Short problem A
Set down the merger passage verbatim, starting at "C.    As a material" and ending at "certain solicitation activities.".

Passage provided

-- begin --

A.    Concurrently with the execution of this Agreement, Parent and the Company are entering into an Agreement and Plan of Merger dated as of April 2, 2002 (the “Merger Agreement”), by and among Parent, the Company and SCO-TRT Acquisition, Inc. (the “Merger Subsidiary”) pursuant to which the Merger Subsidiary shall be merged with and into the Company (the “Merger”), whereupon the separate existence of the Merger Subsidiary shall cease and the Company shall be the surviving corporation (hereinafter sometimes called the “Surviving Corporation”) in the Merger and a wholly owned subsidiary of Parent. Pursuant to the Merger, the shares of Company Common Stock will be converted into the right to receive cash and Parent Common Stock, par value $0.001, on the basis described in the Merger Agreement. Unless otherwise indicated, capitalized terms not defined herein have the meanings set forth in the Merger Agreement.
 
B.    The Stockholder is the record holder and beneficial owner of such number of shares of the outstanding capital stock of the Company as is indicated on the final page of this Agreement (the “Shares”).
 
C.    As a material inducement to enter into the Merger Agreement and/or consummate the Merger, Parent desires the Stockholder to agree, and the Stockholder is willing to agree (i) to vote the Shares and any other such shares of capital stock of the Company hereafter acquired by Stockholder so as to facilitate consummation of the Merger and (ii) not to engage in certain solicitation activities.
 
NOW, THEREFORE, intending to be legally bound, the parties agree as follows:
 
1.    Agreement to Vote Shares; Additional Purchases.

-- end --

Dataset content

-- begin --

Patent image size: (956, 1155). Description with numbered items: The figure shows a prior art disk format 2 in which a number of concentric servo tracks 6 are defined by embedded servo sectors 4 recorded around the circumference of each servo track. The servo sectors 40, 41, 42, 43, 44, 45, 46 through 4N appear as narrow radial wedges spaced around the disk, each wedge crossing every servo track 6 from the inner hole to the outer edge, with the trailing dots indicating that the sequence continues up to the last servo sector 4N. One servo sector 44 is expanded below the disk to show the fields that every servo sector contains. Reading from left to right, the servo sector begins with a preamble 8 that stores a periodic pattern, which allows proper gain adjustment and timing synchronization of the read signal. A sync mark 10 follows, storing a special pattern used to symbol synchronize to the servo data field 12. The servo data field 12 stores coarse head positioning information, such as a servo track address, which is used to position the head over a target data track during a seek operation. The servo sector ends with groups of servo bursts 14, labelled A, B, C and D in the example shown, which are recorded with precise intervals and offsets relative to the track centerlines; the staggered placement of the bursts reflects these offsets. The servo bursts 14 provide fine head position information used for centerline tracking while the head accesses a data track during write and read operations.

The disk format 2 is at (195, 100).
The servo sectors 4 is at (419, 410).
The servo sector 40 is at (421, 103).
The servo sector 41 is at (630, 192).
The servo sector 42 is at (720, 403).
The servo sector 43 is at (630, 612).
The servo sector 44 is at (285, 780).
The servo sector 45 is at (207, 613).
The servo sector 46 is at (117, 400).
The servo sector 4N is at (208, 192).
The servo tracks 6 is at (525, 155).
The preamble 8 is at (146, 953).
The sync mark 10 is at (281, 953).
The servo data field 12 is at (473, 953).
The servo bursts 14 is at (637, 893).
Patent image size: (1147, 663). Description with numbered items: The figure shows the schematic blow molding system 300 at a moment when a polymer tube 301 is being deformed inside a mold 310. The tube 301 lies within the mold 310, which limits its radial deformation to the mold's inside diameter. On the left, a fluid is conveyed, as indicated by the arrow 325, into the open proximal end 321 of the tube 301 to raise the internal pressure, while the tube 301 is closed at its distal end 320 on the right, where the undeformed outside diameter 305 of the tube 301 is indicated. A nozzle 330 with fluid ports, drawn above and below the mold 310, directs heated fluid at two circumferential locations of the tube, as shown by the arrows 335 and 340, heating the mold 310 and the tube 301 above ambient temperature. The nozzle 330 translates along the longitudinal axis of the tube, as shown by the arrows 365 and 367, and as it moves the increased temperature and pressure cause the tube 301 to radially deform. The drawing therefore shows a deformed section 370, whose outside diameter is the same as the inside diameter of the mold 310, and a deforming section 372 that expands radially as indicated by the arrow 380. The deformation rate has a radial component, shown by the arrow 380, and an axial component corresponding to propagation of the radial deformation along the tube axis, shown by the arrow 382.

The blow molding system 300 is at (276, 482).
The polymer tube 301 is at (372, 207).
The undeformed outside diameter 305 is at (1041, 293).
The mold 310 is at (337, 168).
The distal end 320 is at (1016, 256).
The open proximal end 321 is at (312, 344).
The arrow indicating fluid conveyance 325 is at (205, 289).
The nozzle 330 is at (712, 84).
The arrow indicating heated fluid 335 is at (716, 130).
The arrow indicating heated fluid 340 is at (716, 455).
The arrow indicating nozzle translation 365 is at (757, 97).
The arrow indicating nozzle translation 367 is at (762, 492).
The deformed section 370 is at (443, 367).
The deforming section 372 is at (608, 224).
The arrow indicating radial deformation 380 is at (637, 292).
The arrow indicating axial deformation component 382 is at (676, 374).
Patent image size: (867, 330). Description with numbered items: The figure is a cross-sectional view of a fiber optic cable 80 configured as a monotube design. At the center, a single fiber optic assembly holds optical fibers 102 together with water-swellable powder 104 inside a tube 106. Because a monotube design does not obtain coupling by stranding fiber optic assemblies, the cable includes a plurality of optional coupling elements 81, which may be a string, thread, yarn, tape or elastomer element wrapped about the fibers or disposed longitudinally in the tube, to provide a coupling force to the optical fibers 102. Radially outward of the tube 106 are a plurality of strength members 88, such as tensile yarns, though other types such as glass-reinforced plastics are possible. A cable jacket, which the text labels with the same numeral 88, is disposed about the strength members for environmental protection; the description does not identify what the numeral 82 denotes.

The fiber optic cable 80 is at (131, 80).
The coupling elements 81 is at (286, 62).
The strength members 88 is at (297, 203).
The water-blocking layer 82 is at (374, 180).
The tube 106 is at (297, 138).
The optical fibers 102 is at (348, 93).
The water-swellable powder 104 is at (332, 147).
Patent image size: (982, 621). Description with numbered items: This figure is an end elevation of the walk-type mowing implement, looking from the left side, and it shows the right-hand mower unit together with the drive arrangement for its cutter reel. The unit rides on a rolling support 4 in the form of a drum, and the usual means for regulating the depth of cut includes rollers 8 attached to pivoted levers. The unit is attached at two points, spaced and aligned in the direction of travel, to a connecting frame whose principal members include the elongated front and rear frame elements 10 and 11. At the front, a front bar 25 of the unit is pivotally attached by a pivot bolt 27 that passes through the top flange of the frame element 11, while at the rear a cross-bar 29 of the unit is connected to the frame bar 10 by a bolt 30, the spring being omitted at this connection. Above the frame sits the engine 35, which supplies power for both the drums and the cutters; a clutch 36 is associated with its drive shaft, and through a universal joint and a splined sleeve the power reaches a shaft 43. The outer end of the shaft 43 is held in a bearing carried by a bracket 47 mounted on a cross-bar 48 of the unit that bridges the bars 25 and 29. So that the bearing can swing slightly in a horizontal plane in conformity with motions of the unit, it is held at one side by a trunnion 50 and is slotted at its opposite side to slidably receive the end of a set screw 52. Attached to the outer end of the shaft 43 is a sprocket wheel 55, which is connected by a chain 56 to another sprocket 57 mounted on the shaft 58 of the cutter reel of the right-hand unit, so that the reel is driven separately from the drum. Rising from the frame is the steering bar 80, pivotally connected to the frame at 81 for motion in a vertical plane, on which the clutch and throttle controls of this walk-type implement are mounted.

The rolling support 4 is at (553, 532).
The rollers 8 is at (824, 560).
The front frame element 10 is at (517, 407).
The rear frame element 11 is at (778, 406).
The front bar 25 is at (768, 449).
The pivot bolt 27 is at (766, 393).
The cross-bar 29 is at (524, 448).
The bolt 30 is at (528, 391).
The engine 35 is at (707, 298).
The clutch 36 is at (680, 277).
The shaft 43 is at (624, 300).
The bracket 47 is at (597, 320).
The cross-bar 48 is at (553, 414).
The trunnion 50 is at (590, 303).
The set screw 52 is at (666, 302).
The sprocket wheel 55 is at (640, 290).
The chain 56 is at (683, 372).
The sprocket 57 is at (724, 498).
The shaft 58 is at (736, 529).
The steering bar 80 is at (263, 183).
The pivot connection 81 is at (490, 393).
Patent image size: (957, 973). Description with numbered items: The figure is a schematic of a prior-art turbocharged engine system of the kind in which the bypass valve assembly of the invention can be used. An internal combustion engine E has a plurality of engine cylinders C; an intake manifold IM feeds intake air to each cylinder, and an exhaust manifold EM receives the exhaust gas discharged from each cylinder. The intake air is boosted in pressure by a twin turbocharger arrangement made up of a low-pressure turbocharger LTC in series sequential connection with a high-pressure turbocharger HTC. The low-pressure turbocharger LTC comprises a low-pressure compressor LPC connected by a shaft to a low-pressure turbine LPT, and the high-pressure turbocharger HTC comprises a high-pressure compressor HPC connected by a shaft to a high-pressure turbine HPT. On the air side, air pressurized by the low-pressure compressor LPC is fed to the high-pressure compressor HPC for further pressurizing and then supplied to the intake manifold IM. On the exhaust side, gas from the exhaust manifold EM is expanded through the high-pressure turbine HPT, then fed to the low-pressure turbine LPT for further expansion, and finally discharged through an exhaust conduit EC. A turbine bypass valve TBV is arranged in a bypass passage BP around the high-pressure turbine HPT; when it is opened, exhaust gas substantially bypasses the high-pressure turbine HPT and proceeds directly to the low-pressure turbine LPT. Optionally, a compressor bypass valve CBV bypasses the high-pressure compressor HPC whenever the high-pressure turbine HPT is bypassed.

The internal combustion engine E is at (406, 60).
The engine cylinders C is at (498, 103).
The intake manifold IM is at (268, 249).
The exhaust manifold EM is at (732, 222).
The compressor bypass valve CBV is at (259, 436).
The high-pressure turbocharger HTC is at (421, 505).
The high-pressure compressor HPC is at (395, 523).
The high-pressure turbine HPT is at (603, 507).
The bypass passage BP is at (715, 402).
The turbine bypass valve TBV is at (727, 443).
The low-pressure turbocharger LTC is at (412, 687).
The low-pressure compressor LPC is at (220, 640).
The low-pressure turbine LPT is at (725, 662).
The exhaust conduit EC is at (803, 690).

-- end --

Short problem B
In the records, starting at the line that contains "Patent image size: (957, 973)." and ending at the line that contains "The intake manifold IM is at (268, 249).", replace "schematic" with "diagram" and leave everything else unchanged. Give only those updated lines.

Complete answer A
C.    As a material inducement to enter into the Merger Agreement and/or consummate the Merger, Parent desires the Stockholder to agree, and the Stockholder is willing to agree (i) to vote the Shares and any other such shares of capital stock of the Company hereafter acquired by Stockholder so as to facilitate consummation of the Merger and (ii) not to engage in certain solicitation activities.

Complete answer B
Patent image size: (957, 973). Description with numbered items: The figure is a diagram of a prior-art turbocharged engine system of the kind in which the bypass valve assembly of the invention can be used. An internal combustion engine E has a plurality of engine cylinders C; an intake manifold IM feeds intake air to each cylinder, and an exhaust manifold EM receives the exhaust gas discharged from each cylinder. The intake air is boosted in pressure by a twin turbocharger arrangement made up of a low-pressure turbocharger LTC in series sequential connection with a high-pressure turbocharger HTC. The low-pressure turbocharger LTC comprises a low-pressure compressor LPC connected by a shaft to a low-pressure turbine LPT, and the high-pressure turbocharger HTC comprises a high-pressure compressor HPC connected by a shaft to a high-pressure turbine HPT. On the air side, air pressurized by the low-pressure compressor LPC is fed to the high-pressure compressor HPC for further pressurizing and then supplied to the intake manifold IM. On the exhaust side, gas from the exhaust manifold EM is expanded through the high-pressure turbine HPT, then fed to the low-pressure turbine LPT for further expansion, and finally discharged through an exhaust conduit EC. A turbine bypass valve TBV is arranged in a bypass passage BP around the high-pressure turbine HPT; when it is opened, exhaust gas substantially bypasses the high-pressure turbine HPT and proceeds directly to the low-pressure turbine LPT. Optionally, a compressor bypass valve CBV bypasses the high-pressure compressor HPC whenever the high-pressure turbine HPT is bypassed.

The internal combustion engine E is at (406, 60).
The engine cylinders C is at (498, 103).
The intake manifold IM is at (268, 249).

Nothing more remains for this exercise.